Except as otherwise disclosed herein or in a disclosure schedule attached hereto, Purchaser hereby represents and warrants to Acquiree and the Acquiree Stockholders as of the date hereof and as of the Closing Date (unless otherwise indicated) as follows:

2.1 Organization. Purchaser has been duly incorporated, validly exists as a corporation, and is in good standing under the laws of the state of Iowa, and has the requisite power to carry on its business as now conducted.
 
2.2 Capitalization. The authorized capital stock of Purchaser consists of 100,000,000 share of common stock, 500,000 Series A Preferred Stock, 500,000 shares of Series B Preferred Shares 4,000,000 shares of unissued Preferred Stock. The capitalization of Purchaser is set forth on Schedule 2.2, and as of Closing the capitalization shall not have changed. All of the issued and outstanding shares of Purchaser, as of the date of this Agreement are and as of Closing will be, duly authorized, validly issued, fully paid, non-assessable and free of preemptive rights. There are no voting trusts or any other agreements or understandings with respect to the voting of shareholder interests. Except as set forth in the preceding sentence, no other class of shares or other security of Purchaser is authorized, issued, reserved for issuance or outstanding. Except as set forth on Schedule 2.2 there are no authorized or outstanding options, warrants, equity securities, calls, rights, commitments or agreements of any character by which Purchaser or any of the Purchaser is obligated to issue, deliver or sell, or cause to be issued, delivered or sold, any membership interests or other securities of Purchaser.

#### DATA ROWS:
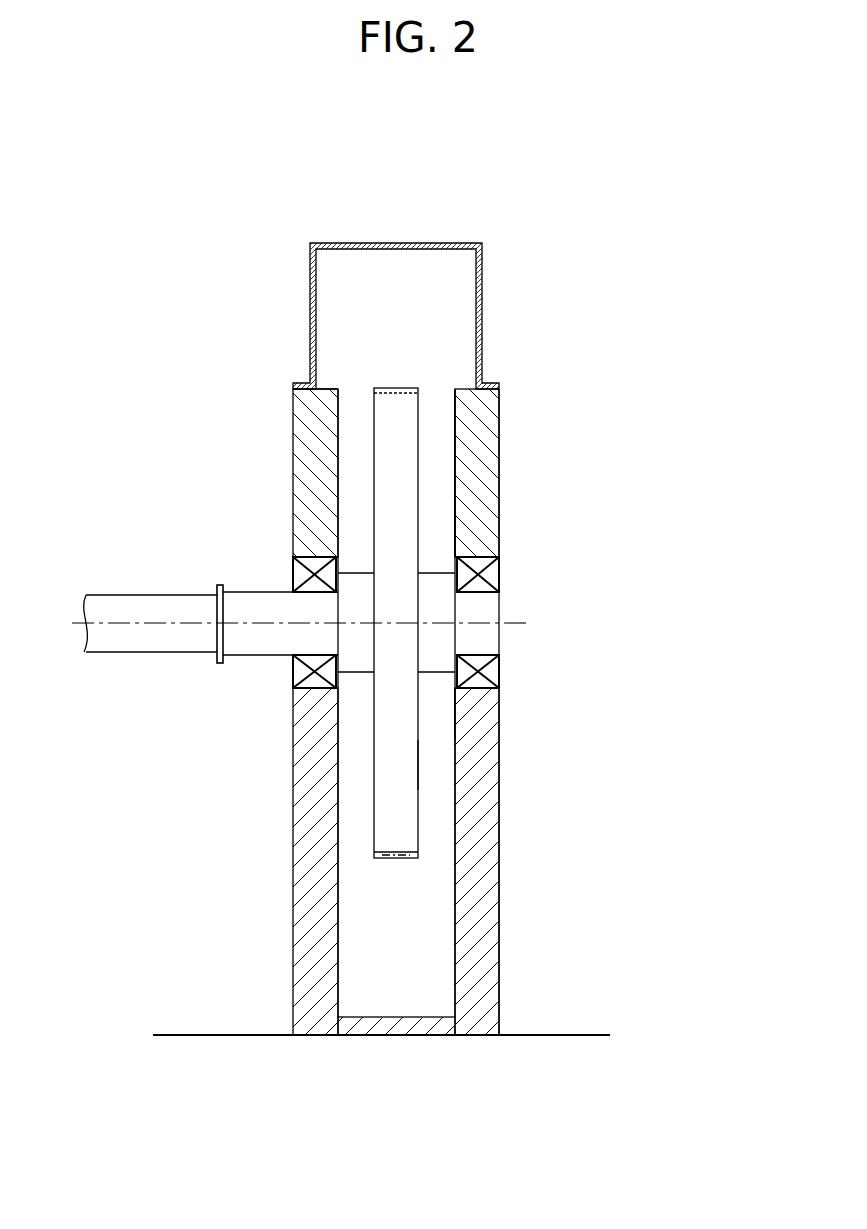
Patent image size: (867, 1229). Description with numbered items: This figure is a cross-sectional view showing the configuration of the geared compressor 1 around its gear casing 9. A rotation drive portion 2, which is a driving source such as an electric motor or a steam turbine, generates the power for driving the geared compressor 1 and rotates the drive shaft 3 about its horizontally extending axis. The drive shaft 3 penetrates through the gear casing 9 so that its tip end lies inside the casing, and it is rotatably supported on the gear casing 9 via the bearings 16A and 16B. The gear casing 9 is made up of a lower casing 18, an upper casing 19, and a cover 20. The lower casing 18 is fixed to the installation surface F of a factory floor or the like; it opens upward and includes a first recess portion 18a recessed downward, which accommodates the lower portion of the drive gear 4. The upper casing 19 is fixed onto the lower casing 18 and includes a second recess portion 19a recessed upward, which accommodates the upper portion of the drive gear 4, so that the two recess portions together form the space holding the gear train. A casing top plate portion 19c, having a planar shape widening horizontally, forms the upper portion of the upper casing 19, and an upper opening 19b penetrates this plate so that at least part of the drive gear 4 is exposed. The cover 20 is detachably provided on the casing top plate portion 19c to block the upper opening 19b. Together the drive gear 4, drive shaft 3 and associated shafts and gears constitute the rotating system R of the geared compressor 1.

...

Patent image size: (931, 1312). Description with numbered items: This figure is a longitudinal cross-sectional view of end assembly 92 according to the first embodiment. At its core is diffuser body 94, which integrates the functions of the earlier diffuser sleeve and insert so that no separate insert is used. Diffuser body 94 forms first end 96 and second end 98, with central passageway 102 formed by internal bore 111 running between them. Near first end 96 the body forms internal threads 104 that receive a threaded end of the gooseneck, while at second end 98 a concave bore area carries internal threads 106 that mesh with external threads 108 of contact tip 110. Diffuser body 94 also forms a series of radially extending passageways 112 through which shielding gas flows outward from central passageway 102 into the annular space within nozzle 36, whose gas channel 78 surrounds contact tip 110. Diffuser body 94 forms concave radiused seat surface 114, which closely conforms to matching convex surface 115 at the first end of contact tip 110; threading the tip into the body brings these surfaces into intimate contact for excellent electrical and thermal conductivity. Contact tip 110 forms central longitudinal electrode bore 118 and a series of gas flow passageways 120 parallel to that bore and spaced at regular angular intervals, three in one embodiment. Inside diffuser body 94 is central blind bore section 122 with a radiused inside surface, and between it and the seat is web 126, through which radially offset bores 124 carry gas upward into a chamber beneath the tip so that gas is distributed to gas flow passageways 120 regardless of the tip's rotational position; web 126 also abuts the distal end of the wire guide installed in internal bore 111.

#### ACTIONS TO TAKE:
(A) In the warranties excerpt above, under the laws of which state is Purchaser said to be in good standing?
(B) Pull out from the warranties excerpt above everything from "2.1 Organization. Purchaser" down to "as now conducted.", word for word.
(C) Turn the paragraph of the warranties excerpt that begins "2.1 Organization" into a short list of its main points.

#### TASK RESPONSES:
(A) Iowa

(B)
2.1 Organization. Purchaser has been duly incorporated, validly exists as a corporation, and is in good standing under the laws of the state of Iowa, and has the requisite power to carry on its business as now conducted.

(C)
- Purchaser has been duly incorporated and validly exists as a corporation.
- It is in good standing under the laws of the state of Iowa.
- It has the power needed to carry on its business as now conducted.